= Directions =
Locate and copy each line in the data that contains the word "存货周转天数对比".

Records from a collection of figures

-*-*-

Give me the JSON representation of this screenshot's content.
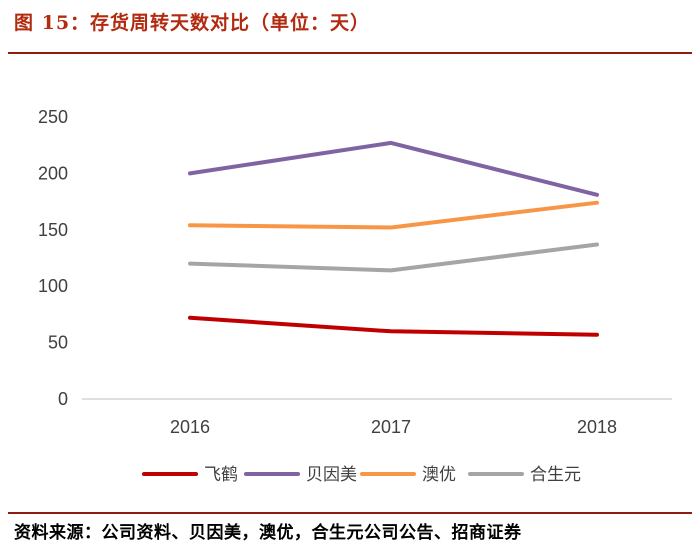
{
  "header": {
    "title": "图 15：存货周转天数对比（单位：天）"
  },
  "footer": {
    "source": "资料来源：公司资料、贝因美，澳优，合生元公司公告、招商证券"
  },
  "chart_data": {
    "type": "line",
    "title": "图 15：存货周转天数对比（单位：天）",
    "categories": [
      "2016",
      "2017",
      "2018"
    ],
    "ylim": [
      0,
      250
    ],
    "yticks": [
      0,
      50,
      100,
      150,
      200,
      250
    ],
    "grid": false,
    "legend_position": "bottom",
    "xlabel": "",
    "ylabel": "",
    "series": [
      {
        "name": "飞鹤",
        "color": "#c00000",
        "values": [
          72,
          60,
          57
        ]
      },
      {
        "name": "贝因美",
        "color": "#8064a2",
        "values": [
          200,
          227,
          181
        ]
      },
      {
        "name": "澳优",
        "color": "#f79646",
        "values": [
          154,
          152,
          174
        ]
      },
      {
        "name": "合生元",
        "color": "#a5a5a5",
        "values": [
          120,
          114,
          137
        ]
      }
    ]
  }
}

-*-*-

= Response to the exercise =
    "title": "图 15：存货周转天数对比（单位：天）"
    "title": "图 15：存货周转天数对比（单位：天）",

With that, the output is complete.